DATA LINES>
'''

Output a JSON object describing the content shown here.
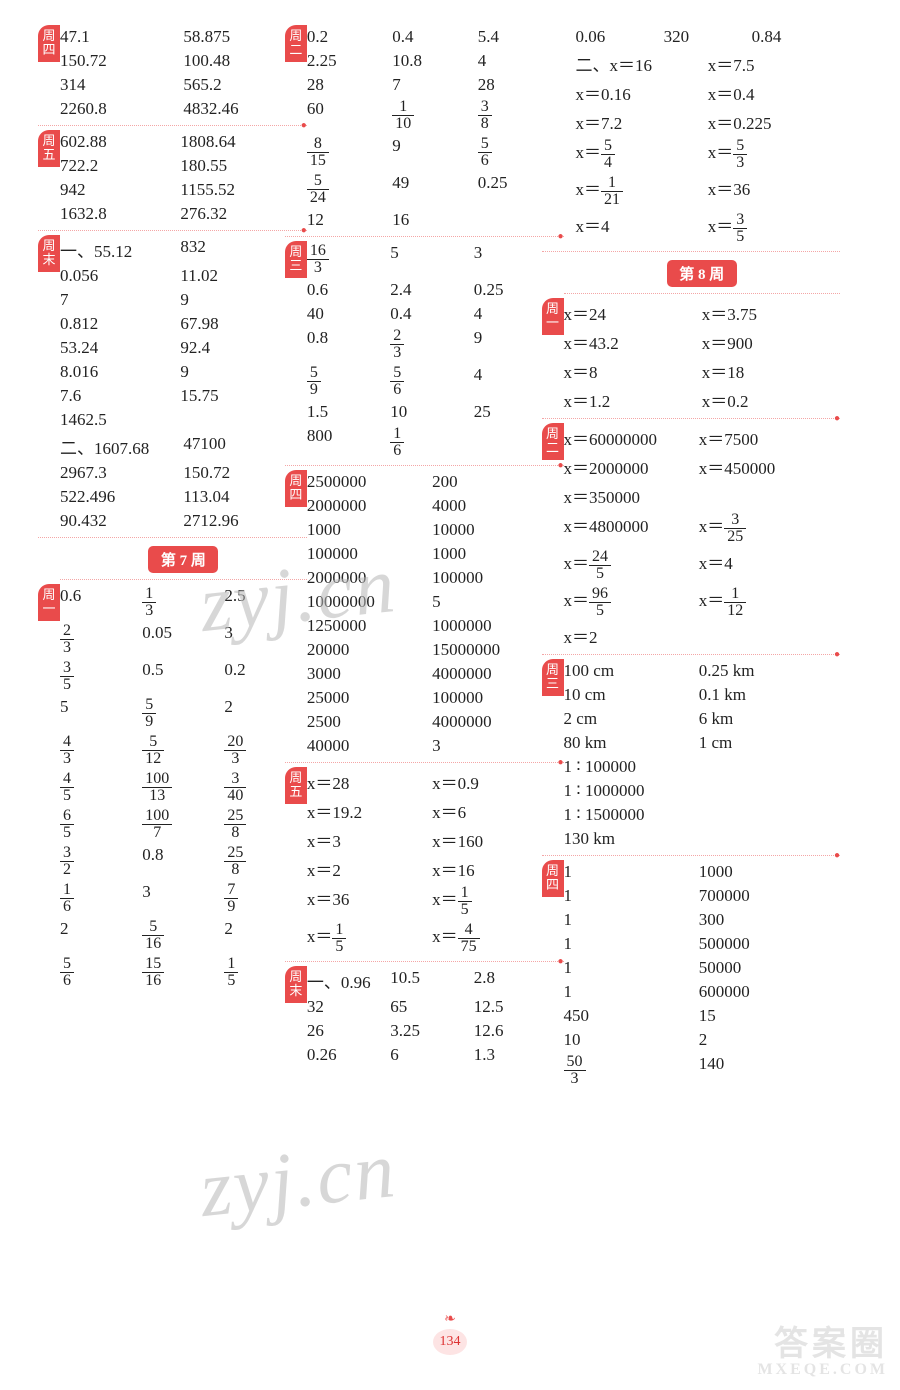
{
  "page_number": "134",
  "watermarks": {
    "main": "zyj.cn",
    "footer_big": "答案圈",
    "footer_small": "MXEQE.COM"
  },
  "week7_label": "第 7 周",
  "week8_label": "第 8 周",
  "col1": {
    "b4": {
      "tab": "周四",
      "cells": [
        "47.1",
        "58.875",
        "150.72",
        "100.48",
        "314",
        "565.2",
        "2260.8",
        "4832.46"
      ]
    },
    "b5": {
      "tab": "周五",
      "cells": [
        "602.88",
        "1808.64",
        "722.2",
        "180.55",
        "942",
        "1155.52",
        "1632.8",
        "276.32"
      ]
    },
    "bmo": {
      "tab": "周末",
      "s1label": "一、",
      "s1": [
        "55.12",
        "832",
        "0.056",
        "11.02",
        "7",
        "9",
        "0.812",
        "67.98",
        "53.24",
        "92.4",
        "8.016",
        "9",
        "7.6",
        "15.75",
        "1462.5",
        ""
      ],
      "s2label": "二、",
      "s2": [
        "1607.68",
        "47100",
        "2967.3",
        "150.72",
        "522.496",
        "113.04",
        "90.432",
        "2712.96"
      ]
    },
    "w7_1": {
      "tab": "周一",
      "rows": [
        [
          "0.6",
          "1/3",
          "2.5"
        ],
        [
          "2/3",
          "0.05",
          "3"
        ],
        [
          "3/5",
          "0.5",
          "0.2"
        ],
        [
          "5",
          "5/9",
          "2"
        ],
        [
          "4/3",
          "5/12",
          "20/3"
        ],
        [
          "4/5",
          "100/13",
          "3/40"
        ],
        [
          "6/5",
          "100/7",
          "25/8"
        ],
        [
          "3/2",
          "0.8",
          "25/8"
        ],
        [
          "1/6",
          "3",
          "7/9"
        ],
        [
          "2",
          "5/16",
          "2"
        ],
        [
          "5/6",
          "15/16",
          "1/5"
        ]
      ]
    }
  },
  "col2": {
    "b2": {
      "tab": "周二",
      "rows": [
        [
          "0.2",
          "0.4",
          "5.4"
        ],
        [
          "2.25",
          "10.8",
          "4"
        ],
        [
          "28",
          "7",
          "28"
        ],
        [
          "60",
          "1/10",
          "3/8"
        ],
        [
          "8/15",
          "9",
          "5/6"
        ],
        [
          "5/24",
          "49",
          "0.25"
        ],
        [
          "12",
          "16",
          ""
        ]
      ]
    },
    "b3": {
      "tab": "周三",
      "rows": [
        [
          "16/3",
          "5",
          "3"
        ],
        [
          "0.6",
          "2.4",
          "0.25"
        ],
        [
          "40",
          "0.4",
          "4"
        ],
        [
          "0.8",
          "2/3",
          "9"
        ],
        [
          "5/9",
          "5/6",
          "4"
        ],
        [
          "1.5",
          "10",
          "25"
        ],
        [
          "800",
          "1/6",
          ""
        ]
      ]
    },
    "b4": {
      "tab": "周四",
      "rows": [
        [
          "2500000",
          "200"
        ],
        [
          "2000000",
          "4000"
        ],
        [
          "1000",
          "10000"
        ],
        [
          "100000",
          "1000"
        ],
        [
          "2000000",
          "100000"
        ],
        [
          "10000000",
          "5"
        ],
        [
          "1250000",
          "1000000"
        ],
        [
          "20000",
          "15000000"
        ],
        [
          "3000",
          "4000000"
        ],
        [
          "25000",
          "100000"
        ],
        [
          "2500",
          "4000000"
        ],
        [
          "40000",
          "3"
        ]
      ]
    },
    "b5": {
      "tab": "周五",
      "rows": [
        [
          "x＝28",
          "x＝0.9"
        ],
        [
          "x＝19.2",
          "x＝6"
        ],
        [
          "x＝3",
          "x＝160"
        ],
        [
          "x＝2",
          "x＝16"
        ],
        [
          "x＝36",
          "x＝1/5"
        ],
        [
          "x＝1/5",
          "x＝4/75"
        ]
      ]
    },
    "bmo": {
      "tab": "周末",
      "s1label": "一、",
      "rows": [
        [
          "0.96",
          "10.5",
          "2.8"
        ],
        [
          "32",
          "65",
          "12.5"
        ],
        [
          "26",
          "3.25",
          "12.6"
        ],
        [
          "0.26",
          "6",
          "1.3"
        ]
      ]
    }
  },
  "col3": {
    "top": {
      "line1": [
        "0.06",
        "320",
        "0.84"
      ],
      "s2label": "二、",
      "rows": [
        [
          "x＝16",
          "x＝7.5"
        ],
        [
          "x＝0.16",
          "x＝0.4"
        ],
        [
          "x＝7.2",
          "x＝0.225"
        ],
        [
          "x＝5/4",
          "x＝5/3"
        ],
        [
          "x＝1/21",
          "x＝36"
        ],
        [
          "x＝4",
          "x＝3/5"
        ]
      ]
    },
    "w8_1": {
      "tab": "周一",
      "rows": [
        [
          "x＝24",
          "x＝3.75"
        ],
        [
          "x＝43.2",
          "x＝900"
        ],
        [
          "x＝8",
          "x＝18"
        ],
        [
          "x＝1.2",
          "x＝0.2"
        ]
      ]
    },
    "w8_2": {
      "tab": "周二",
      "rows": [
        [
          "x＝60000000",
          "x＝7500"
        ],
        [
          "x＝2000000",
          "x＝450000"
        ],
        [
          "x＝350000",
          ""
        ],
        [
          "x＝4800000",
          "x＝3/25"
        ],
        [
          "x＝24/5",
          "x＝4"
        ],
        [
          "x＝96/5",
          "x＝1/12"
        ],
        [
          "x＝2",
          ""
        ]
      ]
    },
    "w8_3": {
      "tab": "周三",
      "rows": [
        [
          "100 cm",
          "0.25 km"
        ],
        [
          "10 cm",
          "0.1 km"
        ],
        [
          "2 cm",
          "6 km"
        ],
        [
          "80 km",
          "1 cm"
        ],
        [
          "1 ∶ 100000",
          ""
        ],
        [
          "1 ∶ 1000000",
          ""
        ],
        [
          "1 ∶ 1500000",
          ""
        ],
        [
          "130 km",
          ""
        ]
      ]
    },
    "w8_4": {
      "tab": "周四",
      "rows": [
        [
          "1",
          "1000"
        ],
        [
          "1",
          "700000"
        ],
        [
          "1",
          "300"
        ],
        [
          "1",
          "500000"
        ],
        [
          "1",
          "50000"
        ],
        [
          "1",
          "600000"
        ],
        [
          "450",
          "15"
        ],
        [
          "10",
          "2"
        ],
        [
          "50/3",
          "140"
        ]
      ]
    }
  }
}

'''

SET EXERCISE>
Print out the material word for word, omitting the pictures.

REPLY TO THE EXERCISE>
Output a JSON object describing the content shown here.
{
  "page_number": "134",
  "watermarks": {
    "main": "zyj.cn",
    "footer_big": "答案圈",
    "footer_small": "MXEQE.COM"
  },
  "week7_label": "第 7 周",
  "week8_label": "第 8 周",
  "col1": {
    "b4": {
      "tab": "周四",
      "cells": [
        "47.1",
        "58.875",
        "150.72",
        "100.48",
        "314",
        "565.2",
        "2260.8",
        "4832.46"
      ]
    },
    "b5": {
      "tab": "周五",
      "cells": [
        "602.88",
        "1808.64",
        "722.2",
        "180.55",
        "942",
        "1155.52",
        "1632.8",
        "276.32"
      ]
    },
    "bmo": {
      "tab": "周末",
      "s1label": "一、",
      "s1": [
        "55.12",
        "832",
        "0.056",
        "11.02",
        "7",
        "9",
        "0.812",
        "67.98",
        "53.24",
        "92.4",
        "8.016",
        "9",
        "7.6",
        "15.75",
        "1462.5",
        ""
      ],
      "s2label": "二、",
      "s2": [
        "1607.68",
        "47100",
        "2967.3",
        "150.72",
        "522.496",
        "113.04",
        "90.432",
        "2712.96"
      ]
    },
    "w7_1": {
      "tab": "周一",
      "rows": [
        [
          "0.6",
          "1/3",
          "2.5"
        ],
        [
          "2/3",
          "0.05",
          "3"
        ],
        [
          "3/5",
          "0.5",
          "0.2"
        ],
        [
          "5",
          "5/9",
          "2"
        ],
        [
          "4/3",
          "5/12",
          "20/3"
        ],
        [
          "4/5",
          "100/13",
          "3/40"
        ],
        [
          "6/5",
          "100/7",
          "25/8"
        ],
        [
          "3/2",
          "0.8",
          "25/8"
        ],
        [
          "1/6",
          "3",
          "7/9"
        ],
        [
          "2",
          "5/16",
          "2"
        ],
        [
          "5/6",
          "15/16",
          "1/5"
        ]
      ]
    }
  },
  "col2": {
    "b2": {
      "tab": "周二",
      "rows": [
        [
          "0.2",
          "0.4",
          "5.4"
        ],
        [
          "2.25",
          "10.8",
          "4"
        ],
        [
          "28",
          "7",
          "28"
        ],
        [
          "60",
          "1/10",
          "3/8"
        ],
        [
          "8/15",
          "9",
          "5/6"
        ],
        [
          "5/24",
          "49",
          "0.25"
        ],
        [
          "12",
          "16",
          ""
        ]
      ]
    },
    "b3": {
      "tab": "周三",
      "rows": [
        [
          "16/3",
          "5",
          "3"
        ],
        [
          "0.6",
          "2.4",
          "0.25"
        ],
        [
          "40",
          "0.4",
          "4"
        ],
        [
          "0.8",
          "2/3",
          "9"
        ],
        [
          "5/9",
          "5/6",
          "4"
        ],
        [
          "1.5",
          "10",
          "25"
        ],
        [
          "800",
          "1/6",
          ""
        ]
      ]
    },
    "b4": {
      "tab": "周四",
      "rows": [
        [
          "2500000",
          "200"
        ],
        [
          "2000000",
          "4000"
        ],
        [
          "1000",
          "10000"
        ],
        [
          "100000",
          "1000"
        ],
        [
          "2000000",
          "100000"
        ],
        [
          "10000000",
          "5"
        ],
        [
          "1250000",
          "1000000"
        ],
        [
          "20000",
          "15000000"
        ],
        [
          "3000",
          "4000000"
        ],
        [
          "25000",
          "100000"
        ],
        [
          "2500",
          "4000000"
        ],
        [
          "40000",
          "3"
        ]
      ]
    },
    "b5": {
      "tab": "周五",
      "rows": [
        [
          "x＝28",
          "x＝0.9"
        ],
        [
          "x＝19.2",
          "x＝6"
        ],
        [
          "x＝3",
          "x＝160"
        ],
        [
          "x＝2",
          "x＝16"
        ],
        [
          "x＝36",
          "x＝1/5"
        ],
        [
          "x＝1/5",
          "x＝4/75"
        ]
      ]
    },
    "bmo": {
      "tab": "周末",
      "s1label": "一、",
      "rows": [
        [
          "0.96",
          "10.5",
          "2.8"
        ],
        [
          "32",
          "65",
          "12.5"
        ],
        [
          "26",
          "3.25",
          "12.6"
        ],
        [
          "0.26",
          "6",
          "1.3"
        ]
      ]
    }
  },
  "col3": {
    "top": {
      "line1": [
        "0.06",
        "320",
        "0.84"
      ],
      "s2label": "二、",
      "rows": [
        [
          "x＝16",
          "x＝7.5"
        ],
        [
          "x＝0.16",
          "x＝0.4"
        ],
        [
          "x＝7.2",
          "x＝0.225"
        ],
        [
          "x＝5/4",
          "x＝5/3"
        ],
        [
          "x＝1/21",
          "x＝36"
        ],
        [
          "x＝4",
          "x＝3/5"
        ]
      ]
    },
    "w8_1": {
      "tab": "周一",
      "rows": [
        [
          "x＝24",
          "x＝3.75"
        ],
        [
          "x＝43.2",
          "x＝900"
        ],
        [
          "x＝8",
          "x＝18"
        ],
        [
          "x＝1.2",
          "x＝0.2"
        ]
      ]
    },
    "w8_2": {
      "tab": "周二",
      "rows": [
        [
          "x＝60000000",
          "x＝7500"
        ],
        [
          "x＝2000000",
          "x＝450000"
        ],
        [
          "x＝350000",
          ""
        ],
        [
          "x＝4800000",
          "x＝3/25"
        ],
        [
          "x＝24/5",
          "x＝4"
        ],
        [
          "x＝96/5",
          "x＝1/12"
        ],
        [
          "x＝2",
          ""
        ]
      ]
    },
    "w8_3": {
      "tab": "周三",
      "rows": [
        [
          "100 cm",
          "0.25 km"
        ],
        [
          "10 cm",
          "0.1 km"
        ],
        [
          "2 cm",
          "6 km"
        ],
        [
          "80 km",
          "1 cm"
        ],
        [
          "1 ∶ 100000",
          ""
        ],
        [
          "1 ∶ 1000000",
          ""
        ],
        [
          "1 ∶ 1500000",
          ""
        ],
        [
          "130 km",
          ""
        ]
      ]
    },
    "w8_4": {
      "tab": "周四",
      "rows": [
        [
          "1",
          "1000"
        ],
        [
          "1",
          "700000"
        ],
        [
          "1",
          "300"
        ],
        [
          "1",
          "500000"
        ],
        [
          "1",
          "50000"
        ],
        [
          "1",
          "600000"
        ],
        [
          "450",
          "15"
        ],
        [
          "10",
          "2"
        ],
        [
          "50/3",
          "140"
        ]
      ]
    }
  }
}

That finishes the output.